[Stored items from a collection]
--- Begin ---
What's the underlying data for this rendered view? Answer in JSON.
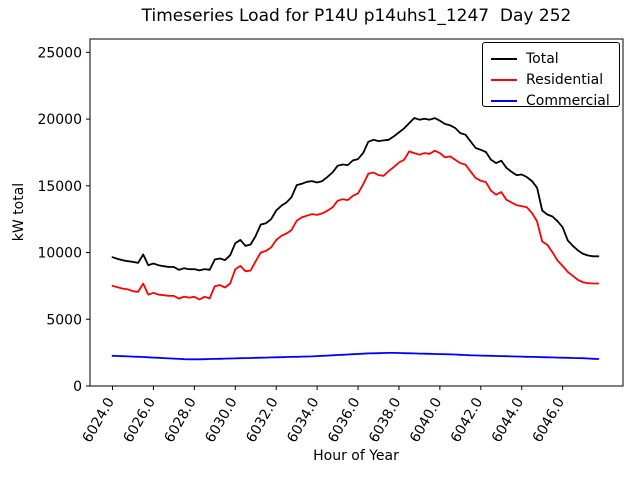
{
  "chart_data": {
    "type": "line",
    "title": "Timeseries Load for P14U p14uhs1_1247  Day 252",
    "xlabel": "Hour of Year",
    "ylabel": "kW total",
    "x_start": 6024.0,
    "x_step": 0.25,
    "x_end": 6047.75,
    "xlim": [
      6022.9,
      6048.95
    ],
    "ylim": [
      0,
      26000
    ],
    "grid": false,
    "legend_position": "upper right",
    "x_ticks": {
      "values": [
        6024,
        6026,
        6028,
        6030,
        6032,
        6034,
        6036,
        6038,
        6040,
        6042,
        6044,
        6046
      ],
      "labels": [
        "6024.0",
        "6026.0",
        "6028.0",
        "6030.0",
        "6032.0",
        "6034.0",
        "6036.0",
        "6038.0",
        "6040.0",
        "6042.0",
        "6044.0",
        "6046.0"
      ],
      "rotation_deg": 60
    },
    "y_ticks": {
      "values": [
        0,
        5000,
        10000,
        15000,
        20000,
        25000
      ],
      "labels": [
        "0",
        "5000",
        "10000",
        "15000",
        "20000",
        "25000"
      ]
    },
    "series": [
      {
        "name": "Total",
        "color": "#000000",
        "values": [
          9650,
          9520,
          9420,
          9350,
          9300,
          9220,
          9850,
          9050,
          9180,
          9050,
          8980,
          8920,
          8920,
          8700,
          8830,
          8750,
          8760,
          8660,
          8760,
          8710,
          9480,
          9550,
          9430,
          9800,
          10700,
          10950,
          10500,
          10600,
          11250,
          12100,
          12200,
          12500,
          13150,
          13500,
          13750,
          14150,
          15050,
          15150,
          15300,
          15350,
          15250,
          15350,
          15650,
          16000,
          16500,
          16600,
          16550,
          16900,
          17000,
          17450,
          18300,
          18450,
          18350,
          18400,
          18450,
          18700,
          19000,
          19300,
          19700,
          20080,
          19950,
          20030,
          19950,
          20070,
          19880,
          19630,
          19530,
          19330,
          18950,
          18830,
          18330,
          17830,
          17700,
          17530,
          16950,
          16700,
          16880,
          16350,
          16050,
          15800,
          15850,
          15650,
          15350,
          14850,
          13150,
          12850,
          12700,
          12350,
          11900,
          10900,
          10500,
          10150,
          9900,
          9780,
          9720,
          9720
        ]
      },
      {
        "name": "Residential",
        "color": "#ff0000",
        "values": [
          7500,
          7400,
          7300,
          7240,
          7100,
          7050,
          7670,
          6850,
          6980,
          6850,
          6800,
          6750,
          6750,
          6550,
          6700,
          6620,
          6680,
          6490,
          6680,
          6560,
          7480,
          7560,
          7380,
          7680,
          8750,
          9000,
          8600,
          8650,
          9350,
          10000,
          10120,
          10380,
          10930,
          11250,
          11430,
          11680,
          12380,
          12630,
          12760,
          12880,
          12820,
          12930,
          13130,
          13380,
          13880,
          14000,
          13930,
          14250,
          14430,
          15100,
          15900,
          16000,
          15800,
          15750,
          16100,
          16400,
          16750,
          16950,
          17580,
          17450,
          17330,
          17450,
          17400,
          17630,
          17450,
          17130,
          17200,
          16950,
          16700,
          16580,
          16080,
          15580,
          15380,
          15280,
          14630,
          14330,
          14530,
          13960,
          13750,
          13550,
          13480,
          13400,
          12960,
          12330,
          10830,
          10580,
          10030,
          9400,
          9000,
          8550,
          8250,
          7950,
          7770,
          7700,
          7680,
          7680
        ]
      },
      {
        "name": "Commercial",
        "color": "#0000ff",
        "values": [
          2260,
          2250,
          2230,
          2220,
          2200,
          2190,
          2170,
          2150,
          2130,
          2110,
          2090,
          2070,
          2050,
          2030,
          2010,
          2000,
          2000,
          2000,
          2010,
          2020,
          2030,
          2040,
          2050,
          2060,
          2070,
          2080,
          2090,
          2100,
          2110,
          2120,
          2130,
          2140,
          2150,
          2160,
          2170,
          2180,
          2190,
          2200,
          2210,
          2220,
          2240,
          2260,
          2280,
          2300,
          2320,
          2340,
          2360,
          2380,
          2400,
          2420,
          2440,
          2450,
          2460,
          2470,
          2480,
          2480,
          2470,
          2460,
          2450,
          2440,
          2430,
          2420,
          2410,
          2400,
          2390,
          2380,
          2370,
          2360,
          2340,
          2320,
          2300,
          2290,
          2280,
          2270,
          2260,
          2250,
          2240,
          2230,
          2220,
          2210,
          2200,
          2190,
          2180,
          2170,
          2160,
          2150,
          2140,
          2130,
          2120,
          2110,
          2100,
          2090,
          2080,
          2060,
          2040,
          2020
        ]
      }
    ]
  }
}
--- End ---
**AIM:** Set each line of the records down exactly, leaving every picture out.

**RESULT:**
What's the underlying data for this rendered view? Answer in JSON.
{
  "chart_data": {
    "type": "line",
    "title": "Timeseries Load for P14U p14uhs1_1247  Day 252",
    "xlabel": "Hour of Year",
    "ylabel": "kW total",
    "x_start": 6024.0,
    "x_step": 0.25,
    "x_end": 6047.75,
    "xlim": [
      6022.9,
      6048.95
    ],
    "ylim": [
      0,
      26000
    ],
    "grid": false,
    "legend_position": "upper right",
    "x_ticks": {
      "values": [
        6024,
        6026,
        6028,
        6030,
        6032,
        6034,
        6036,
        6038,
        6040,
        6042,
        6044,
        6046
      ],
      "labels": [
        "6024.0",
        "6026.0",
        "6028.0",
        "6030.0",
        "6032.0",
        "6034.0",
        "6036.0",
        "6038.0",
        "6040.0",
        "6042.0",
        "6044.0",
        "6046.0"
      ],
      "rotation_deg": 60
    },
    "y_ticks": {
      "values": [
        0,
        5000,
        10000,
        15000,
        20000,
        25000
      ],
      "labels": [
        "0",
        "5000",
        "10000",
        "15000",
        "20000",
        "25000"
      ]
    },
    "series": [
      {
        "name": "Total",
        "color": "#000000",
        "values": [
          9650,
          9520,
          9420,
          9350,
          9300,
          9220,
          9850,
          9050,
          9180,
          9050,
          8980,
          8920,
          8920,
          8700,
          8830,
          8750,
          8760,
          8660,
          8760,
          8710,
          9480,
          9550,
          9430,
          9800,
          10700,
          10950,
          10500,
          10600,
          11250,
          12100,
          12200,
          12500,
          13150,
          13500,
          13750,
          14150,
          15050,
          15150,
          15300,
          15350,
          15250,
          15350,
          15650,
          16000,
          16500,
          16600,
          16550,
          16900,
          17000,
          17450,
          18300,
          18450,
          18350,
          18400,
          18450,
          18700,
          19000,
          19300,
          19700,
          20080,
          19950,
          20030,
          19950,
          20070,
          19880,
          19630,
          19530,
          19330,
          18950,
          18830,
          18330,
          17830,
          17700,
          17530,
          16950,
          16700,
          16880,
          16350,
          16050,
          15800,
          15850,
          15650,
          15350,
          14850,
          13150,
          12850,
          12700,
          12350,
          11900,
          10900,
          10500,
          10150,
          9900,
          9780,
          9720,
          9720
        ]
      },
      {
        "name": "Residential",
        "color": "#ff0000",
        "values": [
          7500,
          7400,
          7300,
          7240,
          7100,
          7050,
          7670,
          6850,
          6980,
          6850,
          6800,
          6750,
          6750,
          6550,
          6700,
          6620,
          6680,
          6490,
          6680,
          6560,
          7480,
          7560,
          7380,
          7680,
          8750,
          9000,
          8600,
          8650,
          9350,
          10000,
          10120,
          10380,
          10930,
          11250,
          11430,
          11680,
          12380,
          12630,
          12760,
          12880,
          12820,
          12930,
          13130,
          13380,
          13880,
          14000,
          13930,
          14250,
          14430,
          15100,
          15900,
          16000,
          15800,
          15750,
          16100,
          16400,
          16750,
          16950,
          17580,
          17450,
          17330,
          17450,
          17400,
          17630,
          17450,
          17130,
          17200,
          16950,
          16700,
          16580,
          16080,
          15580,
          15380,
          15280,
          14630,
          14330,
          14530,
          13960,
          13750,
          13550,
          13480,
          13400,
          12960,
          12330,
          10830,
          10580,
          10030,
          9400,
          9000,
          8550,
          8250,
          7950,
          7770,
          7700,
          7680,
          7680
        ]
      },
      {
        "name": "Commercial",
        "color": "#0000ff",
        "values": [
          2260,
          2250,
          2230,
          2220,
          2200,
          2190,
          2170,
          2150,
          2130,
          2110,
          2090,
          2070,
          2050,
          2030,
          2010,
          2000,
          2000,
          2000,
          2010,
          2020,
          2030,
          2040,
          2050,
          2060,
          2070,
          2080,
          2090,
          2100,
          2110,
          2120,
          2130,
          2140,
          2150,
          2160,
          2170,
          2180,
          2190,
          2200,
          2210,
          2220,
          2240,
          2260,
          2280,
          2300,
          2320,
          2340,
          2360,
          2380,
          2400,
          2420,
          2440,
          2450,
          2460,
          2470,
          2480,
          2480,
          2470,
          2460,
          2450,
          2440,
          2430,
          2420,
          2410,
          2400,
          2390,
          2380,
          2370,
          2360,
          2340,
          2320,
          2300,
          2290,
          2280,
          2270,
          2260,
          2250,
          2240,
          2230,
          2220,
          2210,
          2200,
          2190,
          2180,
          2170,
          2160,
          2150,
          2140,
          2130,
          2120,
          2110,
          2100,
          2090,
          2080,
          2060,
          2040,
          2020
        ]
      }
    ]
  }
}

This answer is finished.